GIVEN INSTRUCTION ▸
Extract every line that contains the word "JSON".

[Records about charts and figures]
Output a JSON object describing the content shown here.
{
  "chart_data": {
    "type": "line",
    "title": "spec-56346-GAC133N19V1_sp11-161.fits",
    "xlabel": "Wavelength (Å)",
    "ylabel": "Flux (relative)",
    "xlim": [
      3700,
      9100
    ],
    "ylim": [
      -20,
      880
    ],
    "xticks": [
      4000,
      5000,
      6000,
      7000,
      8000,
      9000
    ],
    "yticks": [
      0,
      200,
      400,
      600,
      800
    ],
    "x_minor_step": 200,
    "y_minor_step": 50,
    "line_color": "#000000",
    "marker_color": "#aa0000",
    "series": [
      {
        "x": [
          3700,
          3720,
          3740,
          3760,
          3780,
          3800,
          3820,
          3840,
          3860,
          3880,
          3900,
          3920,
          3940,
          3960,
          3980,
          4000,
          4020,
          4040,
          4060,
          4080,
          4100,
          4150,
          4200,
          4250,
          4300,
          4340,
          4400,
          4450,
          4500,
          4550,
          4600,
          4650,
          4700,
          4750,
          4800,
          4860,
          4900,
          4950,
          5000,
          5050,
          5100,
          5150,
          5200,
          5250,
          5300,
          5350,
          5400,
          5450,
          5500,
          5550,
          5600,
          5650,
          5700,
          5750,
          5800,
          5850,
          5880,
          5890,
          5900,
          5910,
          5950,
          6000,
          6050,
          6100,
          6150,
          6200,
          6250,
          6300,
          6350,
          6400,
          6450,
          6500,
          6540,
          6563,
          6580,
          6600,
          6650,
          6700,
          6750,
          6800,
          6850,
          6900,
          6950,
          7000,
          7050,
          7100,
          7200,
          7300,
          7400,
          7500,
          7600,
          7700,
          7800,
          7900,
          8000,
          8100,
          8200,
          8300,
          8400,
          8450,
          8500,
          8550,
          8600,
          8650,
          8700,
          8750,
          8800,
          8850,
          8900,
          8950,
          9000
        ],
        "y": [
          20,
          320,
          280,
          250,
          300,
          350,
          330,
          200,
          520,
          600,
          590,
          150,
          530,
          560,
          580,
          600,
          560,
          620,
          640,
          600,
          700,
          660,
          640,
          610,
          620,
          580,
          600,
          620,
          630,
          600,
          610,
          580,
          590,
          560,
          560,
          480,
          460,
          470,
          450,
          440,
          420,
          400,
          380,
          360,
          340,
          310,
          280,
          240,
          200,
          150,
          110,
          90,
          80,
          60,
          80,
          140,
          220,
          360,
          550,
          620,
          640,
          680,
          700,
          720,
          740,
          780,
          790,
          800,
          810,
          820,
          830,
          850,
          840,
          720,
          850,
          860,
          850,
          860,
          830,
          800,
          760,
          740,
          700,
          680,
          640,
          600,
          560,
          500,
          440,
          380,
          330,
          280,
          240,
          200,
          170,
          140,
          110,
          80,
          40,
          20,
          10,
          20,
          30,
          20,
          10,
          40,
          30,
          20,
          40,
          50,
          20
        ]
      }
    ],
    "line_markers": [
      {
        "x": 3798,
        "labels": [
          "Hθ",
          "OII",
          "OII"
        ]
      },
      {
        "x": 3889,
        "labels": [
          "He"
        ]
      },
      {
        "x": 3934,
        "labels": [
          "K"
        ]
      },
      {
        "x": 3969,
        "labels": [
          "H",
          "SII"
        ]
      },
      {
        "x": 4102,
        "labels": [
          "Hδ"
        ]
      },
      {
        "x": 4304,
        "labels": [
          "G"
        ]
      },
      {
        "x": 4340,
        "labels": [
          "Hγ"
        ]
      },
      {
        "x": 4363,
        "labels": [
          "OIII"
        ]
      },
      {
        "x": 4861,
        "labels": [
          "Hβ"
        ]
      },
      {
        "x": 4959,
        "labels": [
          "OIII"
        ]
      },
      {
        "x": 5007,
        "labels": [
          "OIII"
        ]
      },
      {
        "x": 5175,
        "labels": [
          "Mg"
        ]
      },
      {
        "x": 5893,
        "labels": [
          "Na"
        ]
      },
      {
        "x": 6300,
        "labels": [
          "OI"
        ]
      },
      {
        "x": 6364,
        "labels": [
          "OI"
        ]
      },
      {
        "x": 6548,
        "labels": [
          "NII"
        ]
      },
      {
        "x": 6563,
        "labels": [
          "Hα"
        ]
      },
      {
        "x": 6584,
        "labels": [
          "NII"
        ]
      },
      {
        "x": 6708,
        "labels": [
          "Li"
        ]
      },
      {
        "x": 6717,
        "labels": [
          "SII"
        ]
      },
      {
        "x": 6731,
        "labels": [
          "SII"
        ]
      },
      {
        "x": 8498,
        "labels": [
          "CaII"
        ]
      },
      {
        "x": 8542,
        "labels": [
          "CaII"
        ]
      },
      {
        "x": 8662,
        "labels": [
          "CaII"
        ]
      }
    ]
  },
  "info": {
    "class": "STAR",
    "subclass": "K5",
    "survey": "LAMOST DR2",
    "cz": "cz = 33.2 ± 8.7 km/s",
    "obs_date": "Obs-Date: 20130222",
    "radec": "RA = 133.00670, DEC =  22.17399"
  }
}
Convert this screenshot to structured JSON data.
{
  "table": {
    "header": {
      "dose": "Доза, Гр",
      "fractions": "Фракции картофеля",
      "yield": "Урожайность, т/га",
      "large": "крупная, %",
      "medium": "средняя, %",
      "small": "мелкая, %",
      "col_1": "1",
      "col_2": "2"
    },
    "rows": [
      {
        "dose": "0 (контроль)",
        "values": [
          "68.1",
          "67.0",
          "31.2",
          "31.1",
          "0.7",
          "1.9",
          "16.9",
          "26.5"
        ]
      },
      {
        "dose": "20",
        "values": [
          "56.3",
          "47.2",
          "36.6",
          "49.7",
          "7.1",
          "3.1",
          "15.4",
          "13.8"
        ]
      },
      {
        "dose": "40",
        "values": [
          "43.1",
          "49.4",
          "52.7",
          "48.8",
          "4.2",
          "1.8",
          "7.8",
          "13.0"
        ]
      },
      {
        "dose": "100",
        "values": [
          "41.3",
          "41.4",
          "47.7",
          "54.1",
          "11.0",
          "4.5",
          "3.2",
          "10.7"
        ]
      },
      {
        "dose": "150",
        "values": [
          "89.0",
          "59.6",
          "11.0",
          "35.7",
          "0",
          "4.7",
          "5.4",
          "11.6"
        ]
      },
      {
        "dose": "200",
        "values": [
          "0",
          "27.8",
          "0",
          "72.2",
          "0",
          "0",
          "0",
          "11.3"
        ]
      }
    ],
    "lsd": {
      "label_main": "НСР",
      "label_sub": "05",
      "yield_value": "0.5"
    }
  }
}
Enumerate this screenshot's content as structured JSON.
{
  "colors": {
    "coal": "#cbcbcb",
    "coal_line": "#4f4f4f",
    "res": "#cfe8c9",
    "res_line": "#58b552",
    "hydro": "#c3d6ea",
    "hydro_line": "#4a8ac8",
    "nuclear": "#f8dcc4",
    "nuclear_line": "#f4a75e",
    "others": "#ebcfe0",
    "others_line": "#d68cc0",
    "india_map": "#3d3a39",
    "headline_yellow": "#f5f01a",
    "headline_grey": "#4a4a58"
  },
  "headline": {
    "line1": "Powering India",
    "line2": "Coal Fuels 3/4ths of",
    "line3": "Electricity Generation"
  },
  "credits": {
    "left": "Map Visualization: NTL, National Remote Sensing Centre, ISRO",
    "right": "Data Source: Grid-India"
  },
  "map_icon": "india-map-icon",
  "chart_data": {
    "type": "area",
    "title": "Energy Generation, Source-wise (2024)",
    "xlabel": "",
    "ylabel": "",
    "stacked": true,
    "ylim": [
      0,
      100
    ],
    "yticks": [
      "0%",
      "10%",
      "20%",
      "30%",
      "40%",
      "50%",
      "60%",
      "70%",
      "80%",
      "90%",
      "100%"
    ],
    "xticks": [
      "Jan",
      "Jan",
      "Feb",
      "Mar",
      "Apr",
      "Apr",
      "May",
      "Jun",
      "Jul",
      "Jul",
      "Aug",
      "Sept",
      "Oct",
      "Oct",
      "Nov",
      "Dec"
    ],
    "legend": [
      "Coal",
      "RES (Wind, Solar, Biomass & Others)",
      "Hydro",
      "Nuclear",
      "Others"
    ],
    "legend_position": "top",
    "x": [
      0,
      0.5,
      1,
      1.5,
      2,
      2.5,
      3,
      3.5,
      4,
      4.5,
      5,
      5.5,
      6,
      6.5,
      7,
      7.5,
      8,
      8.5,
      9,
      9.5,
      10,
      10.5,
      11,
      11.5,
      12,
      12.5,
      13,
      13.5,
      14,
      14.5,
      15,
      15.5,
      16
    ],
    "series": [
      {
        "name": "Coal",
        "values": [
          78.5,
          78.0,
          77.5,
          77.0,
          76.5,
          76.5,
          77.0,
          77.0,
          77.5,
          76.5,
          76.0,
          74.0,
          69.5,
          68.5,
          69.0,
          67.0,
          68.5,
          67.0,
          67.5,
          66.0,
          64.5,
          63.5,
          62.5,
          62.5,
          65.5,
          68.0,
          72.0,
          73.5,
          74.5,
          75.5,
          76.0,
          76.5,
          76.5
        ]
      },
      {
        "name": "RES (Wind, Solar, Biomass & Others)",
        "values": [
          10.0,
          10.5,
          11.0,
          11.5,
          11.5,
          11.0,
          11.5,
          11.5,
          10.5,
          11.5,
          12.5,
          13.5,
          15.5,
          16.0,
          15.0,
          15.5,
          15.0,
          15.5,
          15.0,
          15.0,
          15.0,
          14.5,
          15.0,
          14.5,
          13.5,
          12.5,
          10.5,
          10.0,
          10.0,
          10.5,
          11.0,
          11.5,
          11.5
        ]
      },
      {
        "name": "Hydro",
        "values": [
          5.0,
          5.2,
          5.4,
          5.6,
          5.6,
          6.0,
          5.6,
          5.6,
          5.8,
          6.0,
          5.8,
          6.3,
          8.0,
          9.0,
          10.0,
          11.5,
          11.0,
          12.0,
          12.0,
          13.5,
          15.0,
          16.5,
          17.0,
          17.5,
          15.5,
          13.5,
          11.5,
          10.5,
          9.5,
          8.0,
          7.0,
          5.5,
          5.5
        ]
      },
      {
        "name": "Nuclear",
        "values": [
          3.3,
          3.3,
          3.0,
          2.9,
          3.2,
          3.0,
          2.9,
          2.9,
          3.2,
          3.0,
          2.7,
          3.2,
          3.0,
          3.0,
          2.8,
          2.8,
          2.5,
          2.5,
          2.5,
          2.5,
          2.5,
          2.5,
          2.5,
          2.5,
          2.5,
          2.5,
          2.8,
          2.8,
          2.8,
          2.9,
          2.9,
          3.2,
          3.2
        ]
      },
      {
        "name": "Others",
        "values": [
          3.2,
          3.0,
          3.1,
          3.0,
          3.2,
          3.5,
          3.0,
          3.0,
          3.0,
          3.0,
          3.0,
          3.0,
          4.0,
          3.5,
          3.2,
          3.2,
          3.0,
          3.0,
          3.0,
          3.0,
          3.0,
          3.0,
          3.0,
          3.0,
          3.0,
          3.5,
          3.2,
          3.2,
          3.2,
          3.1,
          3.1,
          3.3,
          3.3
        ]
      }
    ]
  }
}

RESPONSE BELOW ▸
Output a JSON object describing the content shown here.
Convert this screenshot to structured JSON data.
Enumerate this screenshot's content as structured JSON.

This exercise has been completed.